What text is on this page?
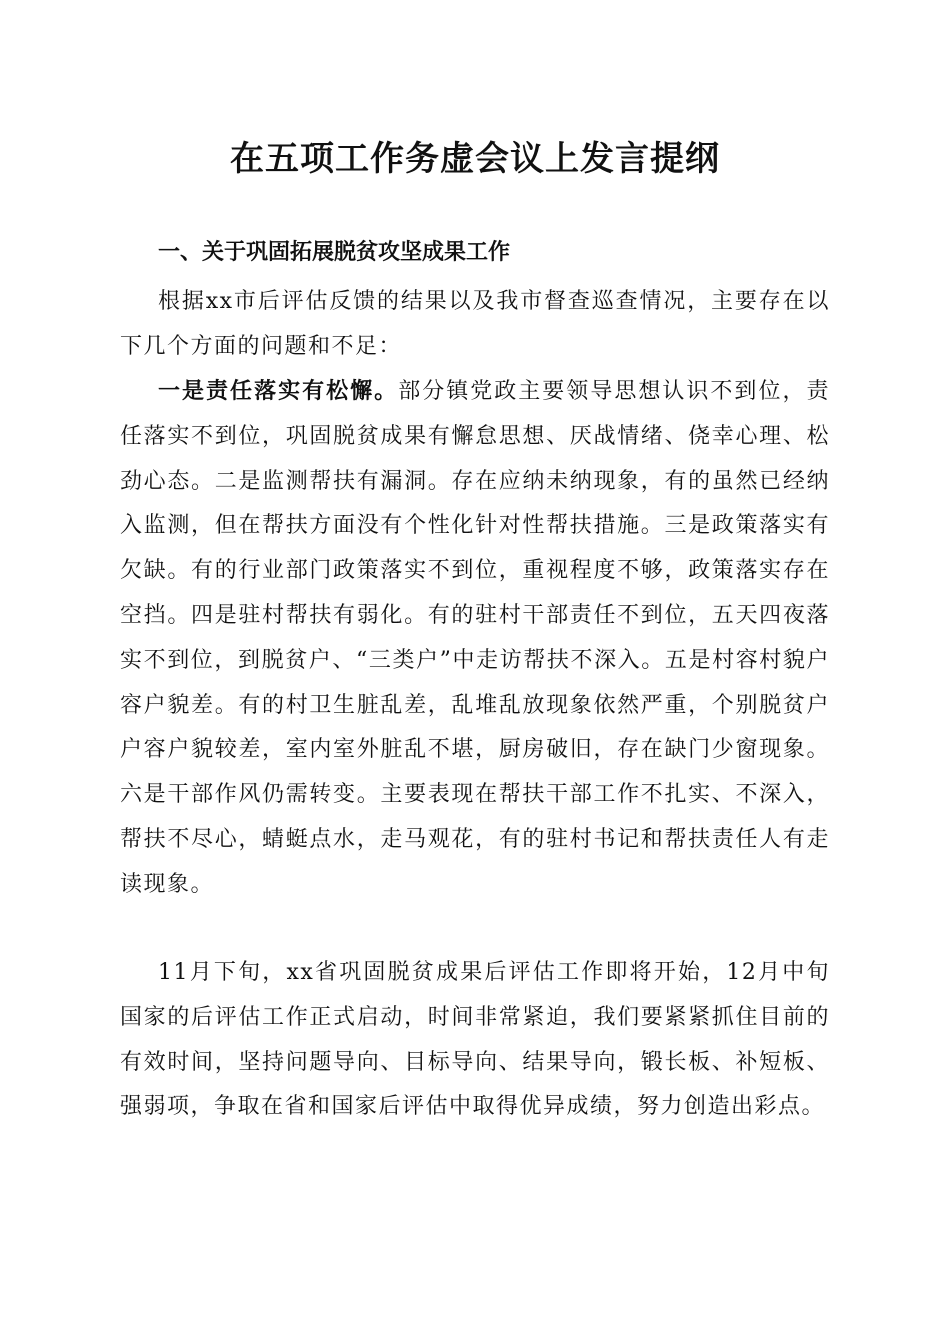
在五项工作务虚会议上发言提纲
一、关于巩固拓展脱贫攻坚成果工作

根据xx市后评估反馈的结果以及我市督查巡查情况，主要存在以下几个方面的问题和不足：

一是责任落实有松懈。部分镇党政主要领导思想认识不到位，责任落实不到位，巩固脱贫成果有懈怠思想、厌战情绪、侥幸心理、松劲心态。二是监测帮扶有漏洞。存在应纳未纳现象，有的虽然已经纳入监测，但在帮扶方面没有个性化针对性帮扶措施。三是政策落实有欠缺。有的行业部门政策落实不到位，重视程度不够，政策落实存在空挡。四是驻村帮扶有弱化。有的驻村干部责任不到位，五天四夜落实不到位，到脱贫户、“三类户”中走访帮扶不深入。五是村容村貌户容户貌差。有的村卫生脏乱差，乱堆乱放现象依然严重，个别脱贫户户容户貌较差，室内室外脏乱不堪，厨房破旧，存在缺门少窗现象。六是干部作风仍需转变。主要表现在帮扶干部工作不扎实、不深入，帮扶不尽心，蜻蜓点水，走马观花，有的驻村书记和帮扶责任人有走读现象。

11月下旬，xx省巩固脱贫成果后评估工作即将开始，12月中旬国家的后评估工作正式启动，时间非常紧迫，我们要紧紧抓住目前的有效时间，坚持问题导向、目标导向、结果导向，锻长板、补短板、强弱项，争取在省和国家后评估中取得优异成绩，努力创造出彩点。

==*==

_Requirements_: Except for the pictures, copy every line of the records above exactly.

_Full output_:
What text is on this page?
在五项工作务虚会议上发言提纲
一、关于巩固拓展脱贫攻坚成果工作

根据xx市后评估反馈的结果以及我市督查巡查情况，主要存在以下几个方面的问题和不足：

一是责任落实有松懈。部分镇党政主要领导思想认识不到位，责任落实不到位，巩固脱贫成果有懈怠思想、厌战情绪、侥幸心理、松劲心态。二是监测帮扶有漏洞。存在应纳未纳现象，有的虽然已经纳入监测，但在帮扶方面没有个性化针对性帮扶措施。三是政策落实有欠缺。有的行业部门政策落实不到位，重视程度不够，政策落实存在空挡。四是驻村帮扶有弱化。有的驻村干部责任不到位，五天四夜落实不到位，到脱贫户、“三类户”中走访帮扶不深入。五是村容村貌户容户貌差。有的村卫生脏乱差，乱堆乱放现象依然严重，个别脱贫户户容户貌较差，室内室外脏乱不堪，厨房破旧，存在缺门少窗现象。六是干部作风仍需转变。主要表现在帮扶干部工作不扎实、不深入，帮扶不尽心，蜻蜓点水，走马观花，有的驻村书记和帮扶责任人有走读现象。

11月下旬，xx省巩固脱贫成果后评估工作即将开始，12月中旬国家的后评估工作正式启动，时间非常紧迫，我们要紧紧抓住目前的有效时间，坚持问题导向、目标导向、结果导向，锻长板、补短板、强弱项，争取在省和国家后评估中取得优异成绩，努力创造出彩点。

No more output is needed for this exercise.